- _WRITTEN EXERCISE_:
Gather from the listing below each line that includes the word "mailto", and copy it.

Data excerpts
________________________

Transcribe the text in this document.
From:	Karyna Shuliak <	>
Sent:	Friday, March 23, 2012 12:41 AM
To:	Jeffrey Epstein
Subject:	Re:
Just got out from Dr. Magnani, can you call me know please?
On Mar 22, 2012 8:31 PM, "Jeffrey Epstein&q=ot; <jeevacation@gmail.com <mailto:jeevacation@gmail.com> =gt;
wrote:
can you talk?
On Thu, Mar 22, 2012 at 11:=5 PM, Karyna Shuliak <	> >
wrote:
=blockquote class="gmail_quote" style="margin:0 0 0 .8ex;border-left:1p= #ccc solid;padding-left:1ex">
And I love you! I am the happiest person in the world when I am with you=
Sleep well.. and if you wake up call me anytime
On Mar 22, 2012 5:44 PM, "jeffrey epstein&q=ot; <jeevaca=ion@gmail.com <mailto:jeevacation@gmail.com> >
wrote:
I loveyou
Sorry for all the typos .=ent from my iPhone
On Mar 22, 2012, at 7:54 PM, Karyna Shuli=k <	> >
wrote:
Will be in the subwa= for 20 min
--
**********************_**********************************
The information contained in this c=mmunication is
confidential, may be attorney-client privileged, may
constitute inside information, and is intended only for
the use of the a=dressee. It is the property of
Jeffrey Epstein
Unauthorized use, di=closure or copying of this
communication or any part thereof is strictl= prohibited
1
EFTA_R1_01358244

________________________

- _CORRECT RESPONSE_:
On Mar 22, 2012 8:31 PM, "Jeffrey Epstein&q=ot; <jeevacation@gmail.com <mailto:jeevacation@gmail.com> =gt;
On Mar 22, 2012 5:44 PM, "jeffrey epstein&q=ot; <jeevaca=ion@gmail.com <mailto:jeevacation@gmail.com> >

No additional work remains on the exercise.